- _Instructions for the task_
Return all of the data exactly, with nothing left out but the pictures.

# Extracted material start

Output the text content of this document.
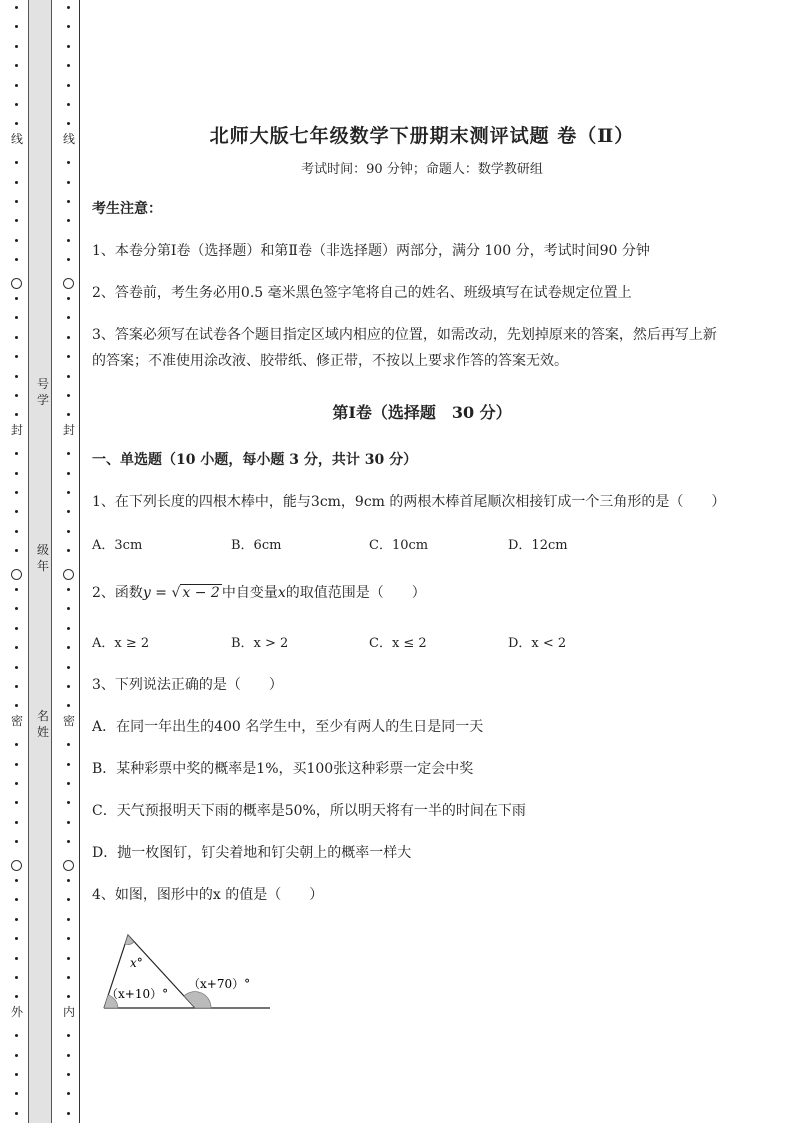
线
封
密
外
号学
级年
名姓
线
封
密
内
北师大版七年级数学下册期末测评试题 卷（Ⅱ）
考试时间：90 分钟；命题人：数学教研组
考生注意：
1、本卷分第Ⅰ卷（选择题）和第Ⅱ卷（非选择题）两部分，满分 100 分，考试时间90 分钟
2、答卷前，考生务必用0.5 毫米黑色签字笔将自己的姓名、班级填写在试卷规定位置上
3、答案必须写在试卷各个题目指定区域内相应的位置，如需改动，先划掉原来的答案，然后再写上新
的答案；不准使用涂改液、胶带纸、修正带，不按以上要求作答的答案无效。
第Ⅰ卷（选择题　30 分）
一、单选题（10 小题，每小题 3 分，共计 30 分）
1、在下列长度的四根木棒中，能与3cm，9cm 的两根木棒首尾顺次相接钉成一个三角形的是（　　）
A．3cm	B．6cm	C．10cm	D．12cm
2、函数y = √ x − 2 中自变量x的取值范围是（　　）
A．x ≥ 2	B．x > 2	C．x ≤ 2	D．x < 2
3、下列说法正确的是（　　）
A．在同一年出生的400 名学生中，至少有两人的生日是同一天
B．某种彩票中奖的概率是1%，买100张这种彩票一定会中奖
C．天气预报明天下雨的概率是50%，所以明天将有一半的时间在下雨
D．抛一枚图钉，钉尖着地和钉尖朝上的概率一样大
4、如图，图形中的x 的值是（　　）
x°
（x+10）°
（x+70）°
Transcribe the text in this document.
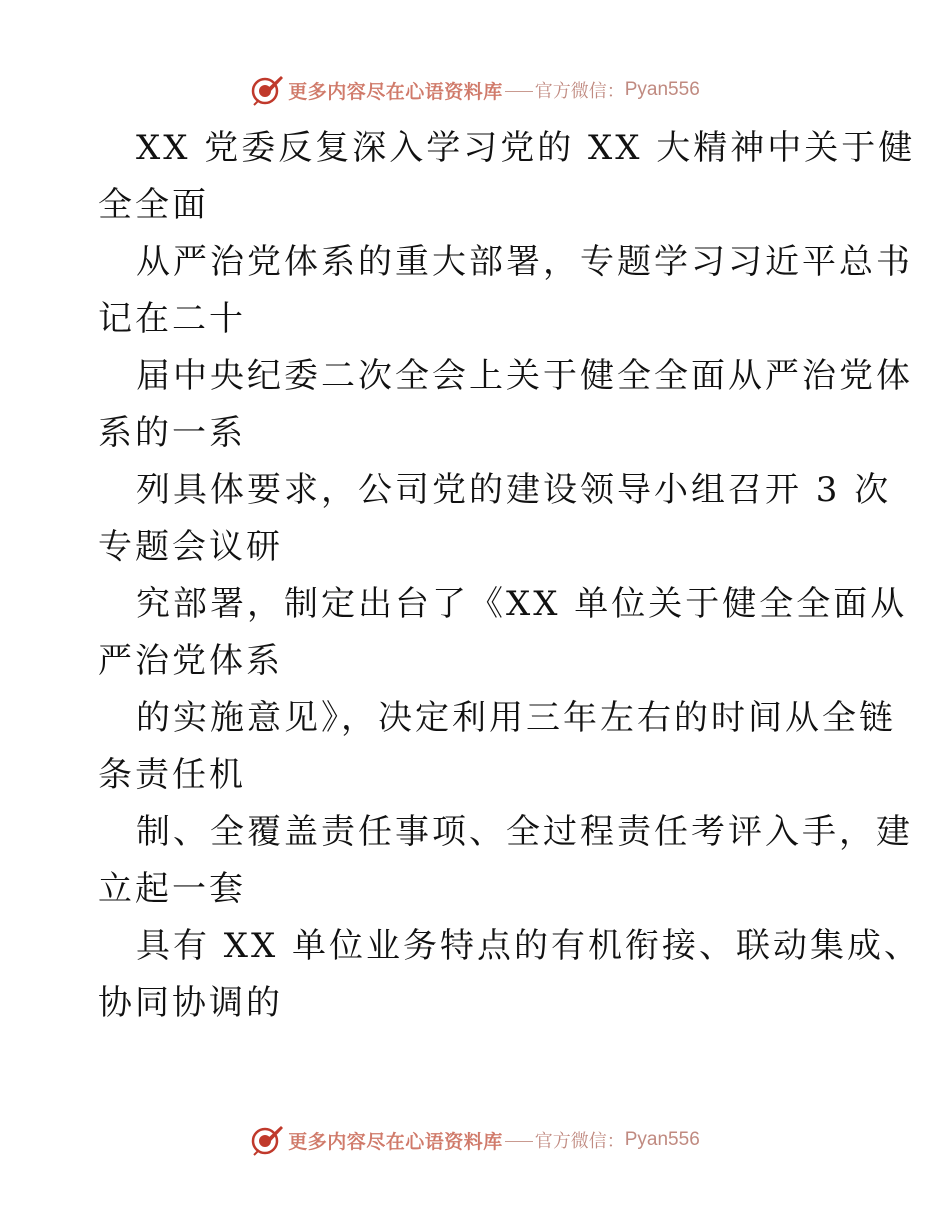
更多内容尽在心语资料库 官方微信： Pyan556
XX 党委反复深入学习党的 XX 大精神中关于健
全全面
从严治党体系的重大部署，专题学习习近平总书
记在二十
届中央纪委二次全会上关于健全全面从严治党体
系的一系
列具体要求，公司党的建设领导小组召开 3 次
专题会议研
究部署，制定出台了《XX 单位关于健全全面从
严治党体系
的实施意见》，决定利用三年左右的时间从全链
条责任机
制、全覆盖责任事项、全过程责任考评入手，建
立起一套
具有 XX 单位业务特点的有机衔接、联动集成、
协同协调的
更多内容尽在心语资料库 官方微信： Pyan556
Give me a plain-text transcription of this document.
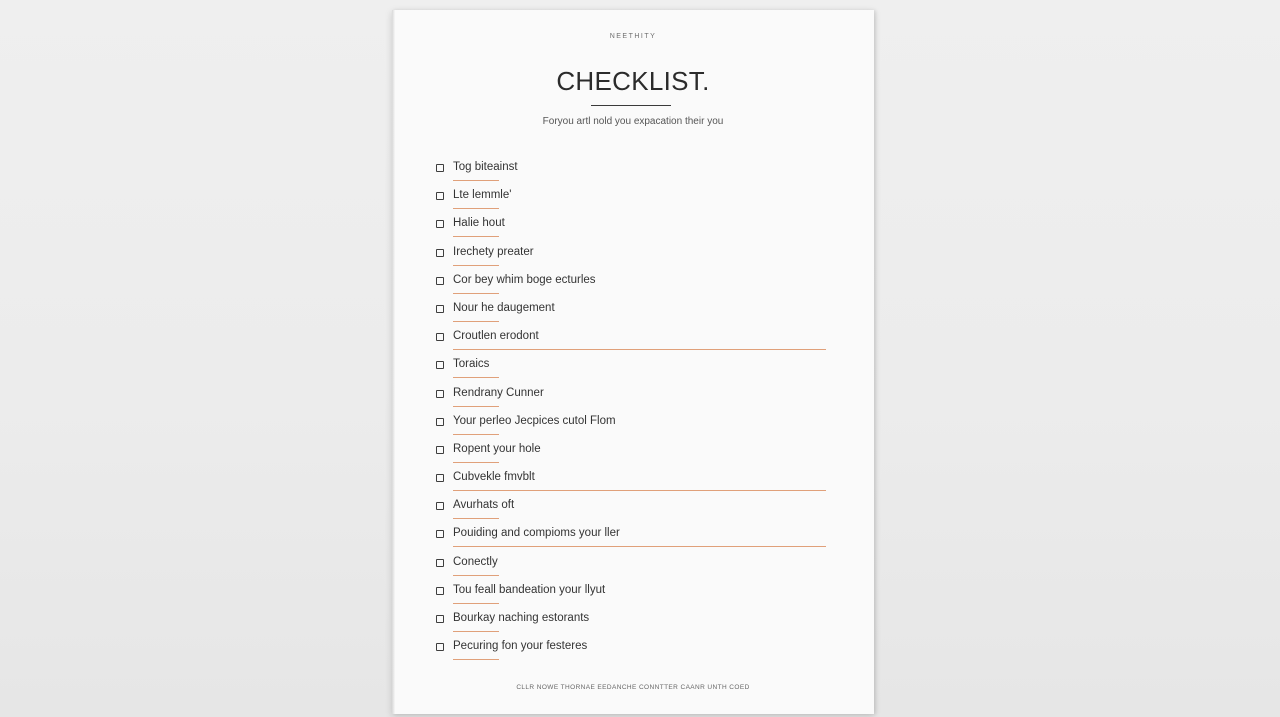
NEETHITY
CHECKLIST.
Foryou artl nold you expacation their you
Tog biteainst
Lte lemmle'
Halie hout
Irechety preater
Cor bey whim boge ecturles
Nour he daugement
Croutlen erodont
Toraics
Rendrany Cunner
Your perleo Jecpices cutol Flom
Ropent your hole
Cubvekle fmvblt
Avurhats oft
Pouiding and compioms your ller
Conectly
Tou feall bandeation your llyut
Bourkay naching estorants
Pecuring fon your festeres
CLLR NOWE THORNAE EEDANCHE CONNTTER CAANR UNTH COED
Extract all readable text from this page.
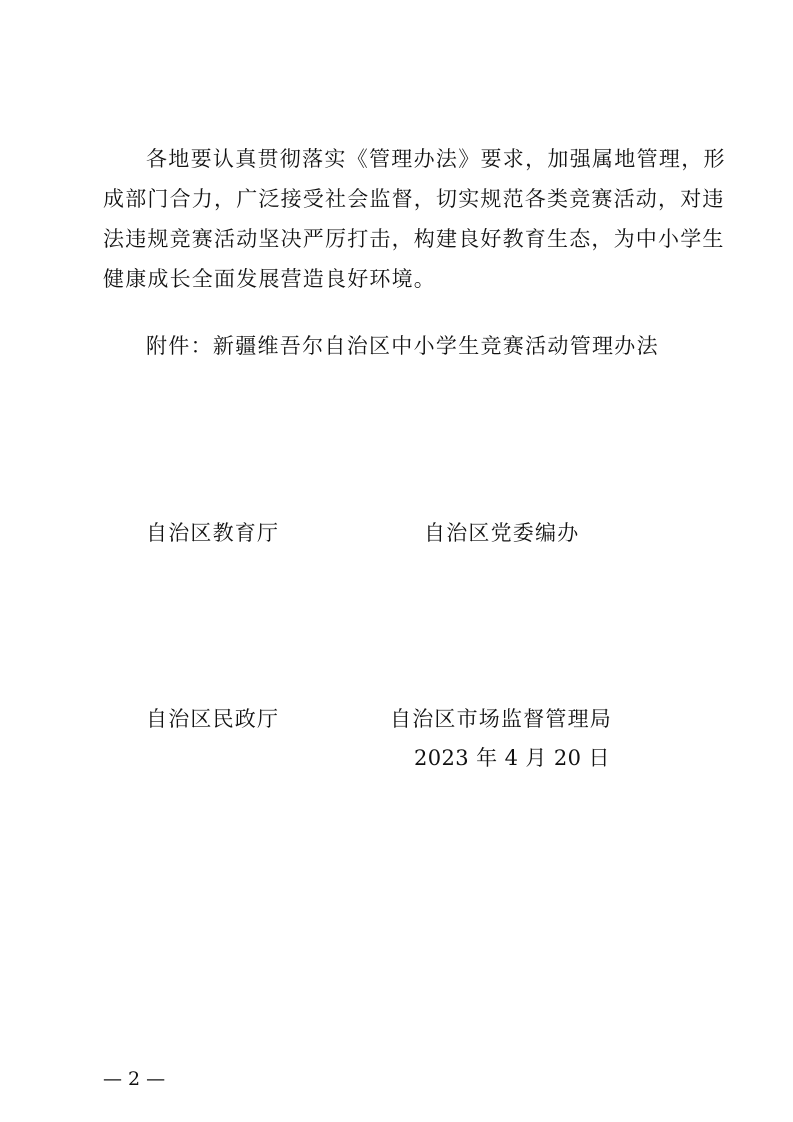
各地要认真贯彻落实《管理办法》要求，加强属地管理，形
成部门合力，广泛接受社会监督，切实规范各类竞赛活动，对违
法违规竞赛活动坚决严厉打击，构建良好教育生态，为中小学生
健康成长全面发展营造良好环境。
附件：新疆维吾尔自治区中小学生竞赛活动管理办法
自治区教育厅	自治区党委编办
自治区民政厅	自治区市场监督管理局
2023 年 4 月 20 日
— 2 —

# Extracted material end

- _Output of the task_
Output the text content of this document.
线
封
密
外
号学
级年
名姓
线
封
密
内
北师大版七年级数学下册期末测评试题 卷（Ⅱ）
考试时间：90 分钟；命题人：数学教研组
考生注意：
1、本卷分第Ⅰ卷（选择题）和第Ⅱ卷（非选择题）两部分，满分 100 分，考试时间90 分钟
2、答卷前，考生务必用0.5 毫米黑色签字笔将自己的姓名、班级填写在试卷规定位置上
3、答案必须写在试卷各个题目指定区域内相应的位置，如需改动，先划掉原来的答案，然后再写上新
的答案；不准使用涂改液、胶带纸、修正带，不按以上要求作答的答案无效。
第Ⅰ卷（选择题　30 分）
一、单选题（10 小题，每小题 3 分，共计 30 分）
1、在下列长度的四根木棒中，能与3cm，9cm 的两根木棒首尾顺次相接钉成一个三角形的是（　　）
A．3cm	B．6cm	C．10cm	D．12cm
2、函数y = √ x − 2 中自变量x的取值范围是（　　）
A．x ≥ 2	B．x > 2	C．x ≤ 2	D．x < 2
3、下列说法正确的是（　　）
A．在同一年出生的400 名学生中，至少有两人的生日是同一天
B．某种彩票中奖的概率是1%，买100张这种彩票一定会中奖
C．天气预报明天下雨的概率是50%，所以明天将有一半的时间在下雨
D．抛一枚图钉，钉尖着地和钉尖朝上的概率一样大
4、如图，图形中的x 的值是（　　）
x°
（x+10）°
（x+70）°
Transcribe the text in this document.
更多内容尽在心语资料库 官方微信： Pyan556
XX 党委反复深入学习党的 XX 大精神中关于健
全全面
从严治党体系的重大部署，专题学习习近平总书
记在二十
届中央纪委二次全会上关于健全全面从严治党体
系的一系
列具体要求，公司党的建设领导小组召开 3 次
专题会议研
究部署，制定出台了《XX 单位关于健全全面从
严治党体系
的实施意见》，决定利用三年左右的时间从全链
条责任机
制、全覆盖责任事项、全过程责任考评入手，建
立起一套
具有 XX 单位业务特点的有机衔接、联动集成、
协同协调的
更多内容尽在心语资料库 官方微信： Pyan556
Give me a plain-text transcription of this document.
NEETHITY
CHECKLIST.
Foryou artl nold you expacation their you
Tog biteainst
Lte lemmle'
Halie hout
Irechety preater
Cor bey whim boge ecturles
Nour he daugement
Croutlen erodont
Toraics
Rendrany Cunner
Your perleo Jecpices cutol Flom
Ropent your hole
Cubvekle fmvblt
Avurhats oft
Pouiding and compioms your ller
Conectly
Tou feall bandeation your llyut
Bourkay naching estorants
Pecuring fon your festeres
CLLR NOWE THORNAE EEDANCHE CONNTTER CAANR UNTH COED
Extract all readable text from this page.
各地要认真贯彻落实《管理办法》要求，加强属地管理，形
成部门合力，广泛接受社会监督，切实规范各类竞赛活动，对违
法违规竞赛活动坚决严厉打击，构建良好教育生态，为中小学生
健康成长全面发展营造良好环境。
附件：新疆维吾尔自治区中小学生竞赛活动管理办法
自治区教育厅	自治区党委编办
自治区民政厅	自治区市场监督管理局
2023 年 4 月 20 日
— 2 —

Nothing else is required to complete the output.